What you will do:
Look through the data below and return each line where "text" appears.

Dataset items
++++

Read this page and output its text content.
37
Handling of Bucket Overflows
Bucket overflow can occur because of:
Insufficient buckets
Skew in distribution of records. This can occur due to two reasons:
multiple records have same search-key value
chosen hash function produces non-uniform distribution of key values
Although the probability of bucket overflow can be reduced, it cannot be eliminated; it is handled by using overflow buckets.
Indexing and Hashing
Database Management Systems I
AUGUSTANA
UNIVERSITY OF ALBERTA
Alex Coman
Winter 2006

++++

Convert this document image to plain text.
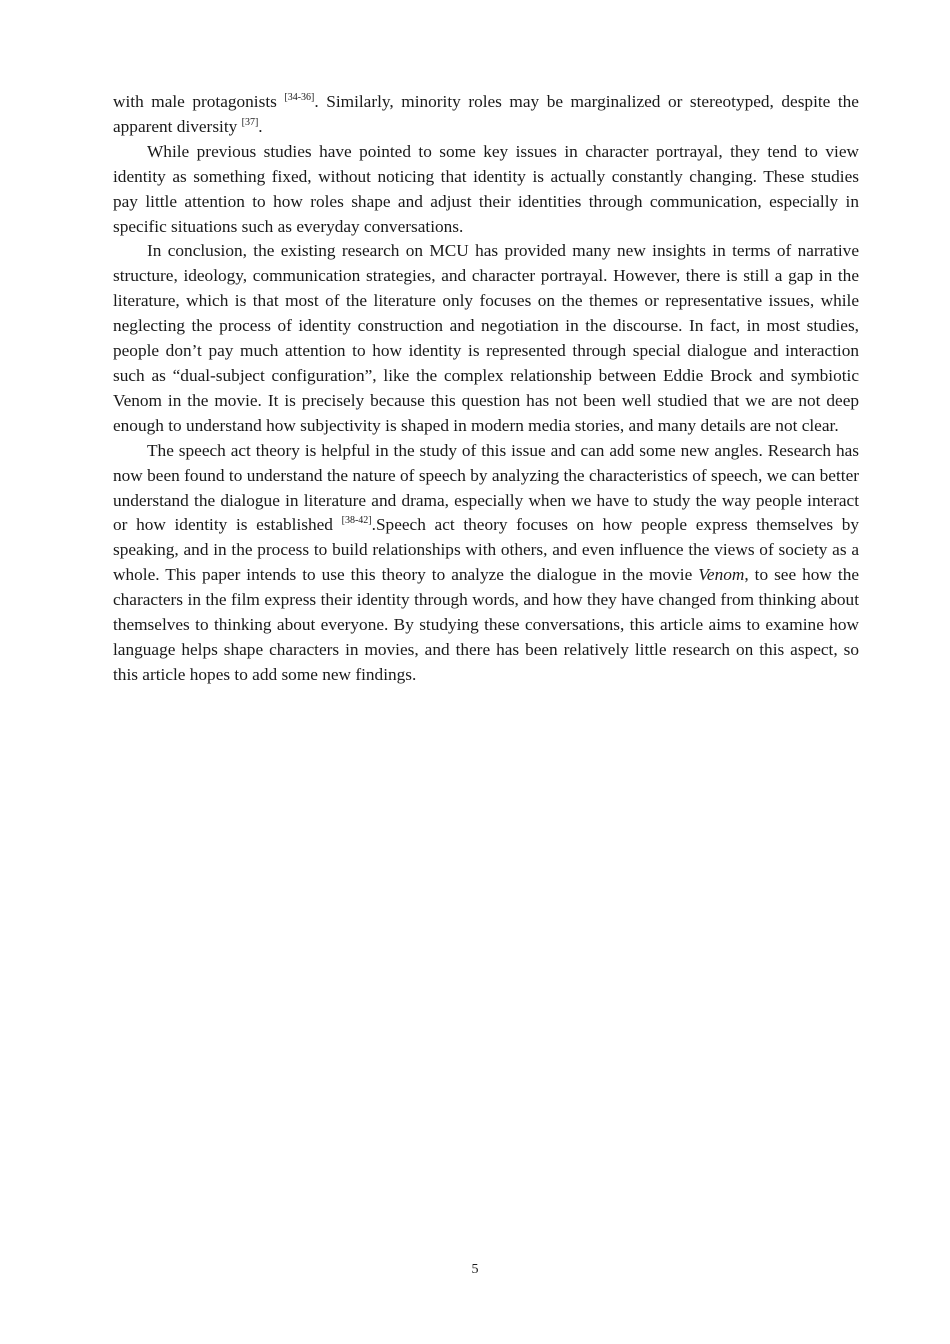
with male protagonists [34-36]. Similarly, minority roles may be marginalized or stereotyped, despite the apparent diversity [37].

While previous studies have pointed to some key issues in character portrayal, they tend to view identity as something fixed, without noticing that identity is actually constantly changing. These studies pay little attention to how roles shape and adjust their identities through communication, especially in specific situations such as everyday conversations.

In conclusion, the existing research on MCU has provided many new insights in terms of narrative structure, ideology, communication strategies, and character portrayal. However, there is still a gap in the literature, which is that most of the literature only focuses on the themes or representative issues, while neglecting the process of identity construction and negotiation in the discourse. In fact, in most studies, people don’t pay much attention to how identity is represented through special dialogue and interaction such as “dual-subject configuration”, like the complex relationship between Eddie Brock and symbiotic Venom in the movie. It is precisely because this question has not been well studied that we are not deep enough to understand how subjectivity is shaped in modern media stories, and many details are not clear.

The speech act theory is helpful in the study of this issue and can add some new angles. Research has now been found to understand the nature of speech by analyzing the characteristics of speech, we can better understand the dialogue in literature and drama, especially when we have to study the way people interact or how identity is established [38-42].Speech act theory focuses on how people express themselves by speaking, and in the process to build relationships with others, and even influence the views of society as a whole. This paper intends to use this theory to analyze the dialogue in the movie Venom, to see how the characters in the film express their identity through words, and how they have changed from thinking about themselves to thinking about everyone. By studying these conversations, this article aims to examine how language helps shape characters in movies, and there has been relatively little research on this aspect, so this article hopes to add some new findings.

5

++++

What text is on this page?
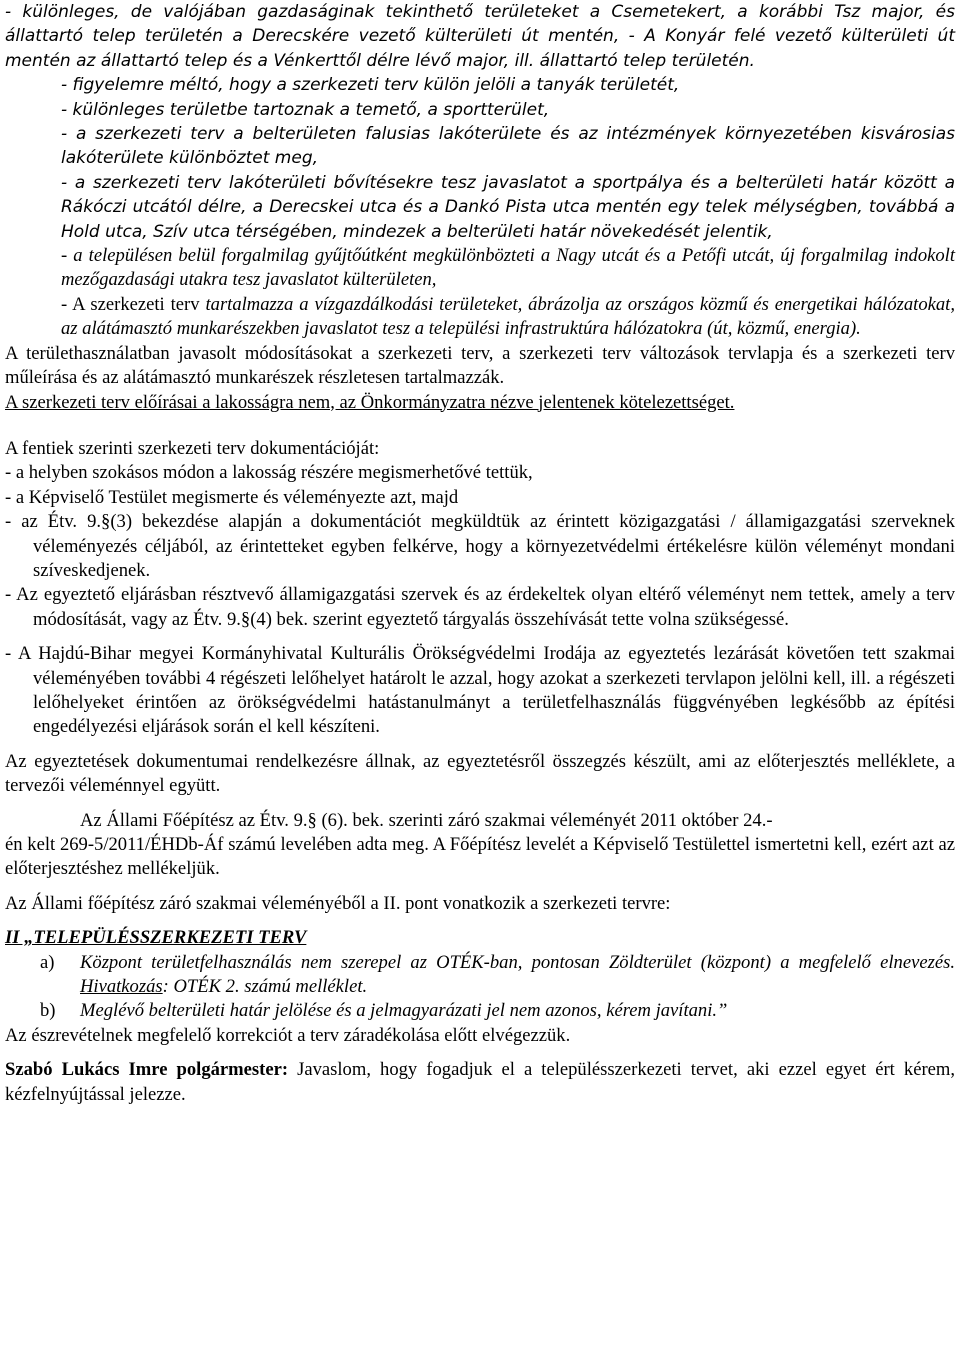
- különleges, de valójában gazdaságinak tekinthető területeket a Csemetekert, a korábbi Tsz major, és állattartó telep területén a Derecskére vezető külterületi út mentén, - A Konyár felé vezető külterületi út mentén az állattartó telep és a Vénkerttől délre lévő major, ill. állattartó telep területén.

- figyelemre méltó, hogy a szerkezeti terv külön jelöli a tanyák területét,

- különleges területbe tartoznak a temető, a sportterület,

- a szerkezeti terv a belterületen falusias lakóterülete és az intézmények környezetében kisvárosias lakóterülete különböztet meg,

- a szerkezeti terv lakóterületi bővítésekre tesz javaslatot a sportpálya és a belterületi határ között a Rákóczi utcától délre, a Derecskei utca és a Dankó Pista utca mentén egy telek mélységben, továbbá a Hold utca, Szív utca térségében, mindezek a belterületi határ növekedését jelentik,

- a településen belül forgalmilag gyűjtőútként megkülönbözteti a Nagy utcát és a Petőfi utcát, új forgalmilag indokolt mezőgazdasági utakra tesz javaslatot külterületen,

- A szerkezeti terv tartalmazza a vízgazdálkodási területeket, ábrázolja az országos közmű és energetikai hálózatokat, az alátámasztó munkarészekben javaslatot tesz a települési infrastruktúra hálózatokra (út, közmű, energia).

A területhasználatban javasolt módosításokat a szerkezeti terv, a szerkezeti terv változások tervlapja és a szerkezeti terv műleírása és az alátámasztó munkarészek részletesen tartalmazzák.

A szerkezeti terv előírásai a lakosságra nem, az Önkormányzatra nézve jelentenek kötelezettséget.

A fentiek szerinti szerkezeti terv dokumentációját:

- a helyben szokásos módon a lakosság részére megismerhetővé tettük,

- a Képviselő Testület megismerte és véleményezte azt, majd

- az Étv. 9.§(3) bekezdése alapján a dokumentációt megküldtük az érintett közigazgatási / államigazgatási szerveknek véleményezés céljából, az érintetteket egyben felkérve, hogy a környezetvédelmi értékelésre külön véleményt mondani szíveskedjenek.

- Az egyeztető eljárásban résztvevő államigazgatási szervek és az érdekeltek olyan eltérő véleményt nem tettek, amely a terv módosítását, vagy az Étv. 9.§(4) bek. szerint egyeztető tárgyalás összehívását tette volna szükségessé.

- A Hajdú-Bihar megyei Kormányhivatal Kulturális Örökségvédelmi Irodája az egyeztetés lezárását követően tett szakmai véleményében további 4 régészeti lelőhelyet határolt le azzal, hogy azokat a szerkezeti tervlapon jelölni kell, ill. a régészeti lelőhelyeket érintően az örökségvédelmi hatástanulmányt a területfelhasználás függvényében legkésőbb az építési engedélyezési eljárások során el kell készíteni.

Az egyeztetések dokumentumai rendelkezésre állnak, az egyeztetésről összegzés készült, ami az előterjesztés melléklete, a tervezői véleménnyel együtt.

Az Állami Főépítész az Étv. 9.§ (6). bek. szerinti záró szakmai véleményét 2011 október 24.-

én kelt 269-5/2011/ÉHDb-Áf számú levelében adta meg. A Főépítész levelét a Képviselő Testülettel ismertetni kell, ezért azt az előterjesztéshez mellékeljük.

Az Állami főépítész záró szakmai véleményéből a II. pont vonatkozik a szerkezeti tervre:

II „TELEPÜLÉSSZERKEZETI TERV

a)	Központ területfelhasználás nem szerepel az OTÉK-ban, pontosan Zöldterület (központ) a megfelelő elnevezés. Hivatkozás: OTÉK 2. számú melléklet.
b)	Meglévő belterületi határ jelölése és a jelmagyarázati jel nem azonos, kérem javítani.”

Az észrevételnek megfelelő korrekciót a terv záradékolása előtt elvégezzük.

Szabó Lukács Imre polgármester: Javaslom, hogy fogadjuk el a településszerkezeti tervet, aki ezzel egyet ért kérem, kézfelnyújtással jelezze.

++++

Answer for the task:
Read this page and output its text content.
Convert this document image to plain text.
What text is on this page?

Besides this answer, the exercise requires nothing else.